What you are asked to do: Each entry has to be copied exactly, with nothing missed.

(Saved entries)
***
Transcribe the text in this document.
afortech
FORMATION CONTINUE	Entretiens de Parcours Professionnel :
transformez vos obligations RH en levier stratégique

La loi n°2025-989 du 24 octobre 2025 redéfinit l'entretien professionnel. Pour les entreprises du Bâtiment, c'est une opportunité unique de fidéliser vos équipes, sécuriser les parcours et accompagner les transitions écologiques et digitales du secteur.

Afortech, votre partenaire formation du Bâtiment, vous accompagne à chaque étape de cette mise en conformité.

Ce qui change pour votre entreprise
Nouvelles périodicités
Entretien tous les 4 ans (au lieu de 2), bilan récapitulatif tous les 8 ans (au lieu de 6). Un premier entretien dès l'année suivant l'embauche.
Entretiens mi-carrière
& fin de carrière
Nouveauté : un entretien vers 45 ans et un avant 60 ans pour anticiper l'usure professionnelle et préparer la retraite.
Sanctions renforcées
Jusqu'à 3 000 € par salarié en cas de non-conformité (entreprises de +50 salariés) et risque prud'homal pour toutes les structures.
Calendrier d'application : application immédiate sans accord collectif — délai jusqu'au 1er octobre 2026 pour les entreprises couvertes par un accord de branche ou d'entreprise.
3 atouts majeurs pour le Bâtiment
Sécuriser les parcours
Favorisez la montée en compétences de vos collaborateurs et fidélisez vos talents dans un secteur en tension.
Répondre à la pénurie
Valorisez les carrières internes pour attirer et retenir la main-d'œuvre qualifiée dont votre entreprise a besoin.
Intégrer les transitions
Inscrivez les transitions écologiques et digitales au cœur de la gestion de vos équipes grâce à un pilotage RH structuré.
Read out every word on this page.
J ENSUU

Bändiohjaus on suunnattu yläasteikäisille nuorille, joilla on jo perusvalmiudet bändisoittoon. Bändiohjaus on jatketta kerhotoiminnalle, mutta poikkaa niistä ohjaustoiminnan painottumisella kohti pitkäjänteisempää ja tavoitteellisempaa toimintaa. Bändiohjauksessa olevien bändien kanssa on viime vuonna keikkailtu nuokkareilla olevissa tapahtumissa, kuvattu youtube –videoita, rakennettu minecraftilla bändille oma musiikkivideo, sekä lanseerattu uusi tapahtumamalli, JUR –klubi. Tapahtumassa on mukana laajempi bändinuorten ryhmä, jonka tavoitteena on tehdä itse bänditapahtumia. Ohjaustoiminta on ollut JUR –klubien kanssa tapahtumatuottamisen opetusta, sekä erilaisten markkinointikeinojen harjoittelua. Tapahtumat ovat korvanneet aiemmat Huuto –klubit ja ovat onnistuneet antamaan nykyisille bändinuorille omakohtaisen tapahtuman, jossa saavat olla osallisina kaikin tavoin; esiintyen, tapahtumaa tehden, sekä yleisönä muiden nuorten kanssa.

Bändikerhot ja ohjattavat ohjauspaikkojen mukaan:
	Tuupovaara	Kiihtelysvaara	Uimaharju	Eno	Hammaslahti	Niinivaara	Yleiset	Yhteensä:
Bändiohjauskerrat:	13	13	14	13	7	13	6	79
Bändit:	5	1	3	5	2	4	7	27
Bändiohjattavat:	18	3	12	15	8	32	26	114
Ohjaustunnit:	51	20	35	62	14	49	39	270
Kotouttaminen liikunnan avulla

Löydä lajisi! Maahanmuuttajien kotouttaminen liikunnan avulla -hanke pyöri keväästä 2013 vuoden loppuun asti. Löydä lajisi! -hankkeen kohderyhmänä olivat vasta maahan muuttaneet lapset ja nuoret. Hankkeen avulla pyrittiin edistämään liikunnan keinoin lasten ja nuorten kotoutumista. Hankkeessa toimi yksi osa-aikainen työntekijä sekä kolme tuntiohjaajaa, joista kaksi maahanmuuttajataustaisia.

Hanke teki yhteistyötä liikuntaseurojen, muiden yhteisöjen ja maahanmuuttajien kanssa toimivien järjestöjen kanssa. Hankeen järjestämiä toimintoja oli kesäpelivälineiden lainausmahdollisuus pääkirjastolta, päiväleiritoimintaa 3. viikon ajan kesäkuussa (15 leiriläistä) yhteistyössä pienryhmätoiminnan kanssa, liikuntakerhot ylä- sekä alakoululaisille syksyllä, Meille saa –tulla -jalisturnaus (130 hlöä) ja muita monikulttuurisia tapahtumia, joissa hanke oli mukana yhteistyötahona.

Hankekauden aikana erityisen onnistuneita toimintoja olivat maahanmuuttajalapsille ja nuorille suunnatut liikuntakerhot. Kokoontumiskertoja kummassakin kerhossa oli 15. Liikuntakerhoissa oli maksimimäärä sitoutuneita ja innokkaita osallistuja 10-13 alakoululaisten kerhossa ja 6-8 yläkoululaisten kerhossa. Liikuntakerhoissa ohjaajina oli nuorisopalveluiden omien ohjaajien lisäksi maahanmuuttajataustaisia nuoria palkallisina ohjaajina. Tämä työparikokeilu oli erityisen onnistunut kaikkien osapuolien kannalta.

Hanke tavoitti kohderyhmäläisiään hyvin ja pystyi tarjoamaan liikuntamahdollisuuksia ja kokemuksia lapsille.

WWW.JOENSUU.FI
***
Reply to the task:
Transcribe the text in this document.
afortech
FORMATION CONTINUE	Entretiens de Parcours Professionnel :
transformez vos obligations RH en levier stratégique

La loi n°2025-989 du 24 octobre 2025 redéfinit l'entretien professionnel. Pour les entreprises du Bâtiment, c'est une opportunité unique de fidéliser vos équipes, sécuriser les parcours et accompagner les transitions écologiques et digitales du secteur.

Afortech, votre partenaire formation du Bâtiment, vous accompagne à chaque étape de cette mise en conformité.

Ce qui change pour votre entreprise
Nouvelles périodicités
Entretien tous les 4 ans (au lieu de 2), bilan récapitulatif tous les 8 ans (au lieu de 6). Un premier entretien dès l'année suivant l'embauche.
Entretiens mi-carrière
& fin de carrière
Nouveauté : un entretien vers 45 ans et un avant 60 ans pour anticiper l'usure professionnelle et préparer la retraite.
Sanctions renforcées
Jusqu'à 3 000 € par salarié en cas de non-conformité (entreprises de +50 salariés) et risque prud'homal pour toutes les structures.
Calendrier d'application : application immédiate sans accord collectif — délai jusqu'au 1er octobre 2026 pour les entreprises couvertes par un accord de branche ou d'entreprise.
3 atouts majeurs pour le Bâtiment
Sécuriser les parcours
Favorisez la montée en compétences de vos collaborateurs et fidélisez vos talents dans un secteur en tension.
Répondre à la pénurie
Valorisez les carrières internes pour attirer et retenir la main-d'œuvre qualifiée dont votre entreprise a besoin.
Intégrer les transitions
Inscrivez les transitions écologiques et digitales au cœur de la gestion de vos équipes grâce à un pilotage RH structuré.
Read out every word on this page.
J ENSUU

Bändiohjaus on suunnattu yläasteikäisille nuorille, joilla on jo perusvalmiudet bändisoittoon. Bändiohjaus on jatketta kerhotoiminnalle, mutta poikkaa niistä ohjaustoiminnan painottumisella kohti pitkäjänteisempää ja tavoitteellisempaa toimintaa. Bändiohjauksessa olevien bändien kanssa on viime vuonna keikkailtu nuokkareilla olevissa tapahtumissa, kuvattu youtube –videoita, rakennettu minecraftilla bändille oma musiikkivideo, sekä lanseerattu uusi tapahtumamalli, JUR –klubi. Tapahtumassa on mukana laajempi bändinuorten ryhmä, jonka tavoitteena on tehdä itse bänditapahtumia. Ohjaustoiminta on ollut JUR –klubien kanssa tapahtumatuottamisen opetusta, sekä erilaisten markkinointikeinojen harjoittelua. Tapahtumat ovat korvanneet aiemmat Huuto –klubit ja ovat onnistuneet antamaan nykyisille bändinuorille omakohtaisen tapahtuman, jossa saavat olla osallisina kaikin tavoin; esiintyen, tapahtumaa tehden, sekä yleisönä muiden nuorten kanssa.

Bändikerhot ja ohjattavat ohjauspaikkojen mukaan:
	Tuupovaara	Kiihtelysvaara	Uimaharju	Eno	Hammaslahti	Niinivaara	Yleiset	Yhteensä:
Bändiohjauskerrat:	13	13	14	13	7	13	6	79
Bändit:	5	1	3	5	2	4	7	27
Bändiohjattavat:	18	3	12	15	8	32	26	114
Ohjaustunnit:	51	20	35	62	14	49	39	270
Kotouttaminen liikunnan avulla

Löydä lajisi! Maahanmuuttajien kotouttaminen liikunnan avulla -hanke pyöri keväästä 2013 vuoden loppuun asti. Löydä lajisi! -hankkeen kohderyhmänä olivat vasta maahan muuttaneet lapset ja nuoret. Hankkeen avulla pyrittiin edistämään liikunnan keinoin lasten ja nuorten kotoutumista. Hankkeessa toimi yksi osa-aikainen työntekijä sekä kolme tuntiohjaajaa, joista kaksi maahanmuuttajataustaisia.

Hanke teki yhteistyötä liikuntaseurojen, muiden yhteisöjen ja maahanmuuttajien kanssa toimivien järjestöjen kanssa. Hankeen järjestämiä toimintoja oli kesäpelivälineiden lainausmahdollisuus pääkirjastolta, päiväleiritoimintaa 3. viikon ajan kesäkuussa (15 leiriläistä) yhteistyössä pienryhmätoiminnan kanssa, liikuntakerhot ylä- sekä alakoululaisille syksyllä, Meille saa –tulla -jalisturnaus (130 hlöä) ja muita monikulttuurisia tapahtumia, joissa hanke oli mukana yhteistyötahona.

Hankekauden aikana erityisen onnistuneita toimintoja olivat maahanmuuttajalapsille ja nuorille suunnatut liikuntakerhot. Kokoontumiskertoja kummassakin kerhossa oli 15. Liikuntakerhoissa oli maksimimäärä sitoutuneita ja innokkaita osallistuja 10-13 alakoululaisten kerhossa ja 6-8 yläkoululaisten kerhossa. Liikuntakerhoissa ohjaajina oli nuorisopalveluiden omien ohjaajien lisäksi maahanmuuttajataustaisia nuoria palkallisina ohjaajina. Tämä työparikokeilu oli erityisen onnistunut kaikkien osapuolien kannalta.

Hanke tavoitti kohderyhmäläisiään hyvin ja pystyi tarjoamaan liikuntamahdollisuuksia ja kokemuksia lapsille.

WWW.JOENSUU.FI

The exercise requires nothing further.